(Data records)
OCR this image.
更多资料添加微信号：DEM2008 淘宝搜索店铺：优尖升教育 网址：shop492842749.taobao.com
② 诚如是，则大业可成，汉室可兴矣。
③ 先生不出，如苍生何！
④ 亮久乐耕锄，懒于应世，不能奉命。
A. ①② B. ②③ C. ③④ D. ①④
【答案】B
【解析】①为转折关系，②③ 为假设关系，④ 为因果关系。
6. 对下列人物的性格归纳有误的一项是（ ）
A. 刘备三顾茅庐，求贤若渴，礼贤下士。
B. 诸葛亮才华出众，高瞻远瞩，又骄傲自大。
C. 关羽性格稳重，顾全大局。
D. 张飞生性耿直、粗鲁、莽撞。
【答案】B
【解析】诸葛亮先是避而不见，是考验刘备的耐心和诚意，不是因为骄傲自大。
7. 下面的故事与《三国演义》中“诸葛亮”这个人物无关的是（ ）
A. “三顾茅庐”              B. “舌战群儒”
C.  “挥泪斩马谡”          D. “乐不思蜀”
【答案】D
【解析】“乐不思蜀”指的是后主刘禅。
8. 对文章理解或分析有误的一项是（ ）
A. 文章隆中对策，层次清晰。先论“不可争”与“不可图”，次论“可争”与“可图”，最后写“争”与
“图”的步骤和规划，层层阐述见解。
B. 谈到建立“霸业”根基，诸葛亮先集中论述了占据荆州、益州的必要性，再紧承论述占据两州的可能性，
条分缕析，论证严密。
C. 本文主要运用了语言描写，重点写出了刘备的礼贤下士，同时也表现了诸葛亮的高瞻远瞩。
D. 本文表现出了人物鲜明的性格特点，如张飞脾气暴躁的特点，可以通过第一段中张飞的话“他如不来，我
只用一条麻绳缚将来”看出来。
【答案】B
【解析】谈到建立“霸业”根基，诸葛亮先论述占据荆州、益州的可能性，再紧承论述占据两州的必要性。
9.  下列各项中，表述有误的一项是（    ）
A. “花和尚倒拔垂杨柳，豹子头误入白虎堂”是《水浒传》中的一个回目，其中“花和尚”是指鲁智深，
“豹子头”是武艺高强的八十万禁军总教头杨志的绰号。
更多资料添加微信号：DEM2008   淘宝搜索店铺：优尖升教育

→ WHAT THE EXERCISE ASKS: State how many lines of the listing above include the word "优尖升教育". Give nothing but the number.

→ RESULT OF THE TASK: 2